Can you reproduce, word for word, the part of the passage on ALP and vitamin D findings that runs from "As expected, an" up to and including "changes in LC."?

» **Document section**:
---*---

As expected, an increase in ALP concentration was noted in the P group, due to the development of intrahepatic cholestasis [20]; however, ALP is also produced by bone tissue and is a marker of active bone remodeling [21]. To clarify the contribution of bone tissue to the ALP concentration, it is necessary to evaluate its bone-specific fractions. These further studies may allow determining the high- or low-turnover type of bone tissue changes in LC.
In both the P and HV groups, the concentrations of 25(OH)D did not reach normal values; however, deficiency was observed in the P group, and insufficiency in the HV group. Most likely, this is due to malnutrition and malabsorption, which are characteristic manifestations of LC [22]. Identical concentrations of vitamin D metabolites, in turn, indicate the preservation of functional regulatory mechanisms that ensure target concentrations of its active forms in LC.

---*---

» **Records**:
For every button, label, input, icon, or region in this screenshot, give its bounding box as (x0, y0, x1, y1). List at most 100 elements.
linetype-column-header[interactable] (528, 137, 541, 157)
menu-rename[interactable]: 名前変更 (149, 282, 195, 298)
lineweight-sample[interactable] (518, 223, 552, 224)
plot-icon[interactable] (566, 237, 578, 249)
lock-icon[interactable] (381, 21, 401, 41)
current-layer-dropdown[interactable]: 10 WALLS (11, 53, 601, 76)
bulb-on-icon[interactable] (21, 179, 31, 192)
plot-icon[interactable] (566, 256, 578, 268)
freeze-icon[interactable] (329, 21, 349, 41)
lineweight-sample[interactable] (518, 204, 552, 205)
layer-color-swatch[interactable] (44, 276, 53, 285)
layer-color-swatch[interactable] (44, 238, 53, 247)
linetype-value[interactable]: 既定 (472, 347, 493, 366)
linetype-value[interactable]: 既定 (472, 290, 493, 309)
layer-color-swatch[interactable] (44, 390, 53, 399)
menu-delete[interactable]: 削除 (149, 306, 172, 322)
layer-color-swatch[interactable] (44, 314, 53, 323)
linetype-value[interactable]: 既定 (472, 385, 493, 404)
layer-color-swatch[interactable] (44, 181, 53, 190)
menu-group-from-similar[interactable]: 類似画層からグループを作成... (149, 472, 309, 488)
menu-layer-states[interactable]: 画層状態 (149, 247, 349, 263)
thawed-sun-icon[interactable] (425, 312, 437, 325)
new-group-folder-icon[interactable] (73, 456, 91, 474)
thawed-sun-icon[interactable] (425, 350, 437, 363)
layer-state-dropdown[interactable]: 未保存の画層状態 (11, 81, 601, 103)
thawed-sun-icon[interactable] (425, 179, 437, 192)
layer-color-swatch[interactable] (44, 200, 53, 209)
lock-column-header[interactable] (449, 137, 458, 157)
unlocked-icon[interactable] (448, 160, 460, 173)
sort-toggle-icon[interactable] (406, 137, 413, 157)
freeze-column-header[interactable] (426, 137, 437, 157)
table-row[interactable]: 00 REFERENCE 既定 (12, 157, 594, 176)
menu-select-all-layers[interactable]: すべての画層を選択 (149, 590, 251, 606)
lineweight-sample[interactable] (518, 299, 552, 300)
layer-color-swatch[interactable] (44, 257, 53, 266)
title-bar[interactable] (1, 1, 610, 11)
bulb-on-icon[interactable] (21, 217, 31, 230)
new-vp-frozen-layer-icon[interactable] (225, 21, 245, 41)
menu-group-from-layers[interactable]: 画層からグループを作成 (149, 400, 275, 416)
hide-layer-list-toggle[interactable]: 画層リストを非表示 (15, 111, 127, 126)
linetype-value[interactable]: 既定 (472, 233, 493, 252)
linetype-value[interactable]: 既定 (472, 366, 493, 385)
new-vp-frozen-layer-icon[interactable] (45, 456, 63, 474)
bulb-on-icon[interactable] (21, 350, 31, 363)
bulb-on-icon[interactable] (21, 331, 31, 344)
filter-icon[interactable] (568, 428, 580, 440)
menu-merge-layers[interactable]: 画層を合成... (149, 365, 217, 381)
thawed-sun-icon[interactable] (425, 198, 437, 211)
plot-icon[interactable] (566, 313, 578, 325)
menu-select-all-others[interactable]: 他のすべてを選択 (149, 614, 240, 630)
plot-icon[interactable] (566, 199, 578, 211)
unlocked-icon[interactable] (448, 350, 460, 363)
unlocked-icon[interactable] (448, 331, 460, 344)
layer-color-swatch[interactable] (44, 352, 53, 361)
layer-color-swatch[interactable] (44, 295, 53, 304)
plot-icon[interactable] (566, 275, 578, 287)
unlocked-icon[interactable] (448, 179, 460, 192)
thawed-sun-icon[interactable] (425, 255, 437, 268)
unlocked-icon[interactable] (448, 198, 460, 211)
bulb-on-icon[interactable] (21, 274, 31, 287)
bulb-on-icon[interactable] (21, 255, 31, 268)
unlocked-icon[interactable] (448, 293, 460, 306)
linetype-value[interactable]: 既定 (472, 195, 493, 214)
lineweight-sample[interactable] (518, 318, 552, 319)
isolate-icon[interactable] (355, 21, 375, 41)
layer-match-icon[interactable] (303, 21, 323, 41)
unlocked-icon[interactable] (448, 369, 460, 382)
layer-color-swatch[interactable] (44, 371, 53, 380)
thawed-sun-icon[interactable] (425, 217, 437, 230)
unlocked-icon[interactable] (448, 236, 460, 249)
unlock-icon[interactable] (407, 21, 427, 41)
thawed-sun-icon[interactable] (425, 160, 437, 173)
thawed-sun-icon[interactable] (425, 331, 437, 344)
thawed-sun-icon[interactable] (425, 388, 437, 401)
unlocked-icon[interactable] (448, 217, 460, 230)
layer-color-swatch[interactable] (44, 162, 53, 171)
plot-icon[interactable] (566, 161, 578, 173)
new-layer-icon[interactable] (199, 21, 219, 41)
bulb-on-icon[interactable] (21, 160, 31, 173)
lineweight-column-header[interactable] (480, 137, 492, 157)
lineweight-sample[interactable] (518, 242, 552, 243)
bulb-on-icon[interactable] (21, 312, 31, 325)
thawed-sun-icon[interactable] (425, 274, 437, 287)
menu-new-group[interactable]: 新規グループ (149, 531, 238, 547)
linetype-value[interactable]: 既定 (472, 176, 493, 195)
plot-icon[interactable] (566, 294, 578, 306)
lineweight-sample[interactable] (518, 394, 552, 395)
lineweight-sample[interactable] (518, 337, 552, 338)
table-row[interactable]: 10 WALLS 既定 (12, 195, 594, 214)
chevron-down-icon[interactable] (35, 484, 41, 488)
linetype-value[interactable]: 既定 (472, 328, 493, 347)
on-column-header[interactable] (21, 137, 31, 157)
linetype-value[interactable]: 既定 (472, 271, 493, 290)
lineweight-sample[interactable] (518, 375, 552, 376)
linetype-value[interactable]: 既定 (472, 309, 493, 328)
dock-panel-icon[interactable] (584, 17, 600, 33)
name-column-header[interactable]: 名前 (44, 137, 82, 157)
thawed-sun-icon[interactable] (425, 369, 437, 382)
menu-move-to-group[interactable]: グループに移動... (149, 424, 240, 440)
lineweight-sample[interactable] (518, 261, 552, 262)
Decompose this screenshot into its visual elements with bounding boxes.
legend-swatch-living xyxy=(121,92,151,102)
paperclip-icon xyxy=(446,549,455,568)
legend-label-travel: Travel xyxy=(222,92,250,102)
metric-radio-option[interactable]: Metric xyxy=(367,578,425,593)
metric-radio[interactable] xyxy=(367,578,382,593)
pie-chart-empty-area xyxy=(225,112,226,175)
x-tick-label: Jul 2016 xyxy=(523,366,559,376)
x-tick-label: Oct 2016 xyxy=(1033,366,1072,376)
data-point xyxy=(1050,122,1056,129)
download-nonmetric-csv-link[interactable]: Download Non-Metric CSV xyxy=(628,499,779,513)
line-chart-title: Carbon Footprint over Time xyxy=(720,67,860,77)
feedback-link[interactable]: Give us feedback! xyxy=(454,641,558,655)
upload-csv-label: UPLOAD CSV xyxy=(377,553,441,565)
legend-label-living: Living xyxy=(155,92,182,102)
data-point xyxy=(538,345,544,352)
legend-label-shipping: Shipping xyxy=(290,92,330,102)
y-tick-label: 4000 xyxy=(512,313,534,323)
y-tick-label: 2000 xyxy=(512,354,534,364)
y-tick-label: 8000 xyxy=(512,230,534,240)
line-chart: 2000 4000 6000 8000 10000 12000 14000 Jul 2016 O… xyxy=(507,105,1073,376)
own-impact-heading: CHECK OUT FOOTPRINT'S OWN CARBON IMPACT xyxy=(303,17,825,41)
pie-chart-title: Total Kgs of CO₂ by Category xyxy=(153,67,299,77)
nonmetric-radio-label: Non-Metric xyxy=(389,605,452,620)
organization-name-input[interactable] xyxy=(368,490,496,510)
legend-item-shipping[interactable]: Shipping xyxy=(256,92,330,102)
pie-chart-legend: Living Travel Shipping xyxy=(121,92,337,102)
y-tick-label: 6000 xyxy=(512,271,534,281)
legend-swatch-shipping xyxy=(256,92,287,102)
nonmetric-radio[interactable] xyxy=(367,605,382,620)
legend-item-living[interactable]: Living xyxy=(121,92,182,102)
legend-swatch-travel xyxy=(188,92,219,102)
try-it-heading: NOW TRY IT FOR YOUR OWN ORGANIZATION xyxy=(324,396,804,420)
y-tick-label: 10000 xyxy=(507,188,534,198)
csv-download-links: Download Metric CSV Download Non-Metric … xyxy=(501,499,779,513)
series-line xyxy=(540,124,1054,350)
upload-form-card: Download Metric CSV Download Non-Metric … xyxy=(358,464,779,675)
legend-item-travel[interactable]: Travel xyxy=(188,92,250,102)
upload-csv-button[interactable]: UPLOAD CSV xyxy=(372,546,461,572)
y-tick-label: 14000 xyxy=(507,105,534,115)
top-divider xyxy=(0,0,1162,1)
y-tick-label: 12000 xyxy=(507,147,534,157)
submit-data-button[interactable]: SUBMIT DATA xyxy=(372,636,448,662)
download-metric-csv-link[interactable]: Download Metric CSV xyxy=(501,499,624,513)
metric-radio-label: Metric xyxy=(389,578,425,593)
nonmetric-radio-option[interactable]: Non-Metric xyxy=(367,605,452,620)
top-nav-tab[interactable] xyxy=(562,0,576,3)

---*---

» **Response below**:
As expected, an increase in ALP concentration was noted in the P group, due to the development of intrahepatic cholestasis [20]; however, ALP is also produced by bone tissue and is a marker of active bone remodeling [21]. To clarify the contribution of bone tissue to the ALP concentration, it is necessary to evaluate its bone-specific fractions. These further studies may allow determining the high- or low-turnover type of bone tissue changes in LC.